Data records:
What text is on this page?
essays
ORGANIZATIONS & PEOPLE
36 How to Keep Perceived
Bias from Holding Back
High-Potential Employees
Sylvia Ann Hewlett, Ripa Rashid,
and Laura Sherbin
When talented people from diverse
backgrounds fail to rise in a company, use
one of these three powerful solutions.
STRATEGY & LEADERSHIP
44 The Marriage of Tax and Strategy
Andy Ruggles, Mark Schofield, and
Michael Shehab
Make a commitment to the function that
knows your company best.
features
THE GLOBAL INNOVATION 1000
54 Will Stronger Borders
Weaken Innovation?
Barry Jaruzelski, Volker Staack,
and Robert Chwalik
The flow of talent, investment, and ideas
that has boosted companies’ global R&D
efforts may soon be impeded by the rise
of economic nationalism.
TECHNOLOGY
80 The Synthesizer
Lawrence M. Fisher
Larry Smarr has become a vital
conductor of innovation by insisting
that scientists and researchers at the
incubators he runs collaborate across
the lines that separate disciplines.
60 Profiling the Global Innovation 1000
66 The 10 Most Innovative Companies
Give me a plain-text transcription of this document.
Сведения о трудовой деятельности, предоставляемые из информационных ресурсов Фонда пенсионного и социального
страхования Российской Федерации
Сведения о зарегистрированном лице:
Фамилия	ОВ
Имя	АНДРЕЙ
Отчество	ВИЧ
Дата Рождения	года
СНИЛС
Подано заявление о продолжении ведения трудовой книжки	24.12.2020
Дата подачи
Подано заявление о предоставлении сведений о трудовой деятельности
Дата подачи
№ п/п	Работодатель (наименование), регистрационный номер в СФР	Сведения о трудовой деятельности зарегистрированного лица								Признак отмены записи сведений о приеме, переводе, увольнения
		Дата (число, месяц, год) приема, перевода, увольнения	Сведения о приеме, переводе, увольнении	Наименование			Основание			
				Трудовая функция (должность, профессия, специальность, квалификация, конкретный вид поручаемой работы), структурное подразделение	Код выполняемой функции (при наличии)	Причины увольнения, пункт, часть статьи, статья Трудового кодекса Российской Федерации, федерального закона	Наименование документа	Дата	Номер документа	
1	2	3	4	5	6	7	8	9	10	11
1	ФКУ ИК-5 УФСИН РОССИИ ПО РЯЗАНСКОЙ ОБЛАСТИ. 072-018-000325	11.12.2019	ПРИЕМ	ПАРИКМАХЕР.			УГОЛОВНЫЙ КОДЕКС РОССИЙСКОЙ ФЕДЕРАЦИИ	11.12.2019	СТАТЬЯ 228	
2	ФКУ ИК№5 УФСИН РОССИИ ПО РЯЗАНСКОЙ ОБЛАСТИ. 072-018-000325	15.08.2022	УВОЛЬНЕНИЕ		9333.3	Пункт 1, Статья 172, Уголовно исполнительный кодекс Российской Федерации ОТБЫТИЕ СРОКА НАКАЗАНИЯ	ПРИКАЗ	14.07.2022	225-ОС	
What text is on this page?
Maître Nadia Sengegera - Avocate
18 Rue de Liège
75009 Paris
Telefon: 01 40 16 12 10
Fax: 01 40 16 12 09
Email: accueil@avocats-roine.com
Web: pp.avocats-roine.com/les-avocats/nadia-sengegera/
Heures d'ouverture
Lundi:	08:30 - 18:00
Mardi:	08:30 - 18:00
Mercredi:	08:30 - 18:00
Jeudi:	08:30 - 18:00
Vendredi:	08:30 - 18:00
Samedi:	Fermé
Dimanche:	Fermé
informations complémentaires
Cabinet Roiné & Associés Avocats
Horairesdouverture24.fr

_WORK INSTRUCTIONS_
Return every record, word for word.

_FULL OUTPUT_
What text is on this page?
essays
ORGANIZATIONS & PEOPLE
36 How to Keep Perceived
Bias from Holding Back
High-Potential Employees
Sylvia Ann Hewlett, Ripa Rashid,
and Laura Sherbin
When talented people from diverse
backgrounds fail to rise in a company, use
one of these three powerful solutions.
STRATEGY & LEADERSHIP
44 The Marriage of Tax and Strategy
Andy Ruggles, Mark Schofield, and
Michael Shehab
Make a commitment to the function that
knows your company best.
features
THE GLOBAL INNOVATION 1000
54 Will Stronger Borders
Weaken Innovation?
Barry Jaruzelski, Volker Staack,
and Robert Chwalik
The flow of talent, investment, and ideas
that has boosted companies’ global R&D
efforts may soon be impeded by the rise
of economic nationalism.
TECHNOLOGY
80 The Synthesizer
Lawrence M. Fisher
Larry Smarr has become a vital
conductor of innovation by insisting
that scientists and researchers at the
incubators he runs collaborate across
the lines that separate disciplines.
60 Profiling the Global Innovation 1000
66 The 10 Most Innovative Companies
Give me a plain-text transcription of this document.
Сведения о трудовой деятельности, предоставляемые из информационных ресурсов Фонда пенсионного и социального
страхования Российской Федерации
Сведения о зарегистрированном лице:
Фамилия	ОВ
Имя	АНДРЕЙ
Отчество	ВИЧ
Дата Рождения	года
СНИЛС
Подано заявление о продолжении ведения трудовой книжки	24.12.2020
Дата подачи
Подано заявление о предоставлении сведений о трудовой деятельности
Дата подачи
№ п/п	Работодатель (наименование), регистрационный номер в СФР	Сведения о трудовой деятельности зарегистрированного лица								Признак отмены записи сведений о приеме, переводе, увольнения
		Дата (число, месяц, год) приема, перевода, увольнения	Сведения о приеме, переводе, увольнении	Наименование			Основание			
				Трудовая функция (должность, профессия, специальность, квалификация, конкретный вид поручаемой работы), структурное подразделение	Код выполняемой функции (при наличии)	Причины увольнения, пункт, часть статьи, статья Трудового кодекса Российской Федерации, федерального закона	Наименование документа	Дата	Номер документа	
1	2	3	4	5	6	7	8	9	10	11
1	ФКУ ИК-5 УФСИН РОССИИ ПО РЯЗАНСКОЙ ОБЛАСТИ. 072-018-000325	11.12.2019	ПРИЕМ	ПАРИКМАХЕР.			УГОЛОВНЫЙ КОДЕКС РОССИЙСКОЙ ФЕДЕРАЦИИ	11.12.2019	СТАТЬЯ 228	
2	ФКУ ИК№5 УФСИН РОССИИ ПО РЯЗАНСКОЙ ОБЛАСТИ. 072-018-000325	15.08.2022	УВОЛЬНЕНИЕ		9333.3	Пункт 1, Статья 172, Уголовно исполнительный кодекс Российской Федерации ОТБЫТИЕ СРОКА НАКАЗАНИЯ	ПРИКАЗ	14.07.2022	225-ОС	
What text is on this page?
Maître Nadia Sengegera - Avocate
18 Rue de Liège
75009 Paris
Telefon: 01 40 16 12 10
Fax: 01 40 16 12 09
Email: accueil@avocats-roine.com
Web: pp.avocats-roine.com/les-avocats/nadia-sengegera/
Heures d'ouverture
Lundi:	08:30 - 18:00
Mardi:	08:30 - 18:00
Mercredi:	08:30 - 18:00
Jeudi:	08:30 - 18:00
Vendredi:	08:30 - 18:00
Samedi:	Fermé
Dimanche:	Fermé
informations complémentaires
Cabinet Roiné & Associés Avocats
Horairesdouverture24.fr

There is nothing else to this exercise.